─── Data in this exercise

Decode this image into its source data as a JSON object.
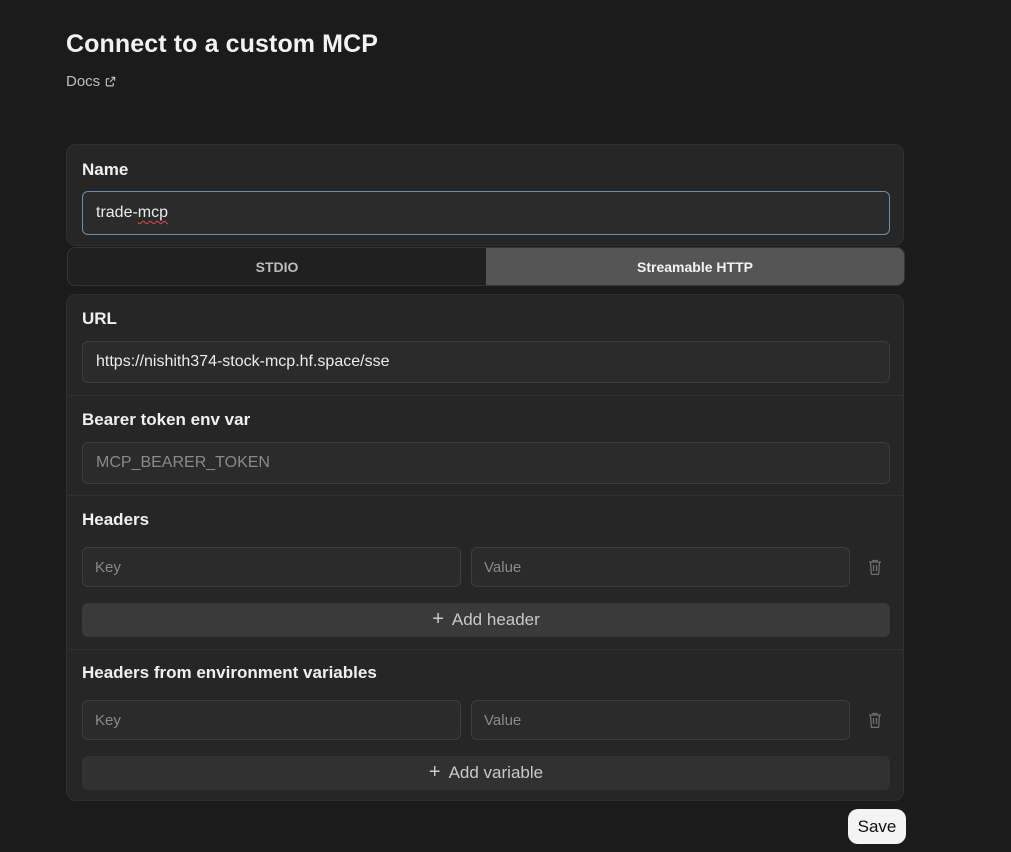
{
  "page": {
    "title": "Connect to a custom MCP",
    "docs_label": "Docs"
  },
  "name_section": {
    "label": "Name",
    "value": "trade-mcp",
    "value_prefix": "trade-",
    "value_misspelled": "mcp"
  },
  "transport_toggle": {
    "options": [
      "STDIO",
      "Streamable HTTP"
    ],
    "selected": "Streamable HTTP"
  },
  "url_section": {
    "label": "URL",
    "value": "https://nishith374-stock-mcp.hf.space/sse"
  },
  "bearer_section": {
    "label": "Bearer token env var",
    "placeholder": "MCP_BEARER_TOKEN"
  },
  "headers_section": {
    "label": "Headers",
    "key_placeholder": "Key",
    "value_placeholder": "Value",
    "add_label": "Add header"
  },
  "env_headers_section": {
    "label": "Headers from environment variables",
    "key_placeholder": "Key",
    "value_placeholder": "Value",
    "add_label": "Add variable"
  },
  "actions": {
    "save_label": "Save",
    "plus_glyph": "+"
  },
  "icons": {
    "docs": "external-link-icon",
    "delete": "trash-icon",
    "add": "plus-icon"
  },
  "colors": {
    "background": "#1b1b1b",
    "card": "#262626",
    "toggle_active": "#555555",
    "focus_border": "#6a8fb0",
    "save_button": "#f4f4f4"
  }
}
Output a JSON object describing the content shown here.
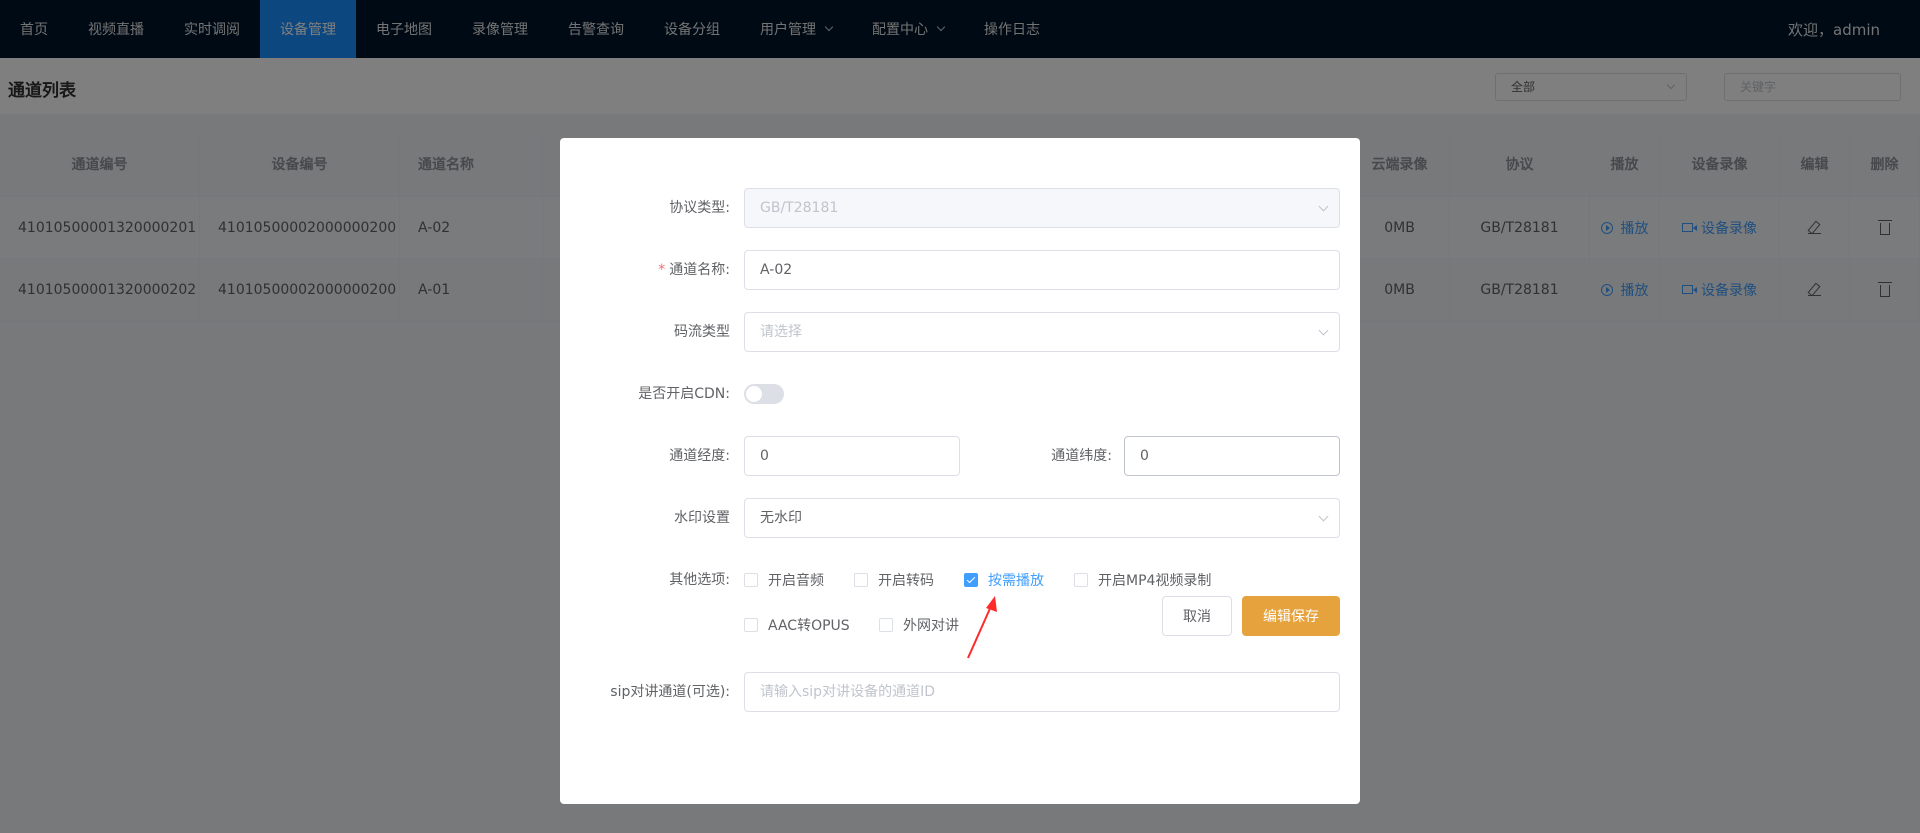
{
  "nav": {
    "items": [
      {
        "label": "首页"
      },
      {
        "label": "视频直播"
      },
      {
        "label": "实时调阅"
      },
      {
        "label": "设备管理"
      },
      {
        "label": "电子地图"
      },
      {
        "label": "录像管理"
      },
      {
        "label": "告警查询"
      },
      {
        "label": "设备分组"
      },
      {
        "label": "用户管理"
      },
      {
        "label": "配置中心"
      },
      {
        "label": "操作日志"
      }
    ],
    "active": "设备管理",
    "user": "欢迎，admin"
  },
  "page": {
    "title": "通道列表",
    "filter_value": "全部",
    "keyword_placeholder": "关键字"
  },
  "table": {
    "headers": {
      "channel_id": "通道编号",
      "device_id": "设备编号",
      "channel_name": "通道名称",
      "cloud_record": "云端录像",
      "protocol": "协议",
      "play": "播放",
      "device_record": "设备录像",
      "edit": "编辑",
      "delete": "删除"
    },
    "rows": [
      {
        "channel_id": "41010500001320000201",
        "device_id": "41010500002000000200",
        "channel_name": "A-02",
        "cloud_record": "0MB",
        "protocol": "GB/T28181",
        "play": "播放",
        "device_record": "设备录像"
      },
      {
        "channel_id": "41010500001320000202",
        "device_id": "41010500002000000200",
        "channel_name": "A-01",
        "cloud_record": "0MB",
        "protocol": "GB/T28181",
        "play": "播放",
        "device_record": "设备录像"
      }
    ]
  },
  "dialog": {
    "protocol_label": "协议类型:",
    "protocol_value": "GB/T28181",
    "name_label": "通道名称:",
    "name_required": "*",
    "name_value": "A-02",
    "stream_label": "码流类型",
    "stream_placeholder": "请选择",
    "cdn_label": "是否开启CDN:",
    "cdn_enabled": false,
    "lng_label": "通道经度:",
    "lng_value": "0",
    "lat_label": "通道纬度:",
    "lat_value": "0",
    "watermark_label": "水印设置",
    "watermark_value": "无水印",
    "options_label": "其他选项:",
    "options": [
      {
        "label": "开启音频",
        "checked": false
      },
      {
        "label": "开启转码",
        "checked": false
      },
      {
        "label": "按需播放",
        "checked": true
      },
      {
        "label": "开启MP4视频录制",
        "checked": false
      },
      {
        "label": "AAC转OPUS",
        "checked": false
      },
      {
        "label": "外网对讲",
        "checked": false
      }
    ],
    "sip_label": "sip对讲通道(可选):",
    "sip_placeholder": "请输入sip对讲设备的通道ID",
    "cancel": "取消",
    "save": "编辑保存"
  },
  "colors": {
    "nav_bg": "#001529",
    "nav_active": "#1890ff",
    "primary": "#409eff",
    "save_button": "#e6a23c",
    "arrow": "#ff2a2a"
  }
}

──────

▸ Directions: Without the pictures, output the full listing exactly as it stands.

▸ Full output:
Decode this image into its source data as a JSON object.
{
  "page": {
    "title": "Connect to a custom MCP",
    "docs_label": "Docs"
  },
  "name_section": {
    "label": "Name",
    "value": "trade-mcp",
    "value_prefix": "trade-",
    "value_misspelled": "mcp"
  },
  "transport_toggle": {
    "options": [
      "STDIO",
      "Streamable HTTP"
    ],
    "selected": "Streamable HTTP"
  },
  "url_section": {
    "label": "URL",
    "value": "https://nishith374-stock-mcp.hf.space/sse"
  },
  "bearer_section": {
    "label": "Bearer token env var",
    "placeholder": "MCP_BEARER_TOKEN"
  },
  "headers_section": {
    "label": "Headers",
    "key_placeholder": "Key",
    "value_placeholder": "Value",
    "add_label": "Add header"
  },
  "env_headers_section": {
    "label": "Headers from environment variables",
    "key_placeholder": "Key",
    "value_placeholder": "Value",
    "add_label": "Add variable"
  },
  "actions": {
    "save_label": "Save",
    "plus_glyph": "+"
  },
  "icons": {
    "docs": "external-link-icon",
    "delete": "trash-icon",
    "add": "plus-icon"
  },
  "colors": {
    "background": "#1b1b1b",
    "card": "#262626",
    "toggle_active": "#555555",
    "focus_border": "#6a8fb0",
    "save_button": "#f4f4f4"
  }
}
Output a JSON object describing the content shown here.
{
  "nav": {
    "items": [
      {
        "label": "首页"
      },
      {
        "label": "视频直播"
      },
      {
        "label": "实时调阅"
      },
      {
        "label": "设备管理"
      },
      {
        "label": "电子地图"
      },
      {
        "label": "录像管理"
      },
      {
        "label": "告警查询"
      },
      {
        "label": "设备分组"
      },
      {
        "label": "用户管理"
      },
      {
        "label": "配置中心"
      },
      {
        "label": "操作日志"
      }
    ],
    "active": "设备管理",
    "user": "欢迎，admin"
  },
  "page": {
    "title": "通道列表",
    "filter_value": "全部",
    "keyword_placeholder": "关键字"
  },
  "table": {
    "headers": {
      "channel_id": "通道编号",
      "device_id": "设备编号",
      "channel_name": "通道名称",
      "cloud_record": "云端录像",
      "protocol": "协议",
      "play": "播放",
      "device_record": "设备录像",
      "edit": "编辑",
      "delete": "删除"
    },
    "rows": [
      {
        "channel_id": "41010500001320000201",
        "device_id": "41010500002000000200",
        "channel_name": "A-02",
        "cloud_record": "0MB",
        "protocol": "GB/T28181",
        "play": "播放",
        "device_record": "设备录像"
      },
      {
        "channel_id": "41010500001320000202",
        "device_id": "41010500002000000200",
        "channel_name": "A-01",
        "cloud_record": "0MB",
        "protocol": "GB/T28181",
        "play": "播放",
        "device_record": "设备录像"
      }
    ]
  },
  "dialog": {
    "protocol_label": "协议类型:",
    "protocol_value": "GB/T28181",
    "name_label": "通道名称:",
    "name_required": "*",
    "name_value": "A-02",
    "stream_label": "码流类型",
    "stream_placeholder": "请选择",
    "cdn_label": "是否开启CDN:",
    "cdn_enabled": false,
    "lng_label": "通道经度:",
    "lng_value": "0",
    "lat_label": "通道纬度:",
    "lat_value": "0",
    "watermark_label": "水印设置",
    "watermark_value": "无水印",
    "options_label": "其他选项:",
    "options": [
      {
        "label": "开启音频",
        "checked": false
      },
      {
        "label": "开启转码",
        "checked": false
      },
      {
        "label": "按需播放",
        "checked": true
      },
      {
        "label": "开启MP4视频录制",
        "checked": false
      },
      {
        "label": "AAC转OPUS",
        "checked": false
      },
      {
        "label": "外网对讲",
        "checked": false
      }
    ],
    "sip_label": "sip对讲通道(可选):",
    "sip_placeholder": "请输入sip对讲设备的通道ID",
    "cancel": "取消",
    "save": "编辑保存"
  },
  "colors": {
    "nav_bg": "#001529",
    "nav_active": "#1890ff",
    "primary": "#409eff",
    "save_button": "#e6a23c",
    "arrow": "#ff2a2a"
  }
}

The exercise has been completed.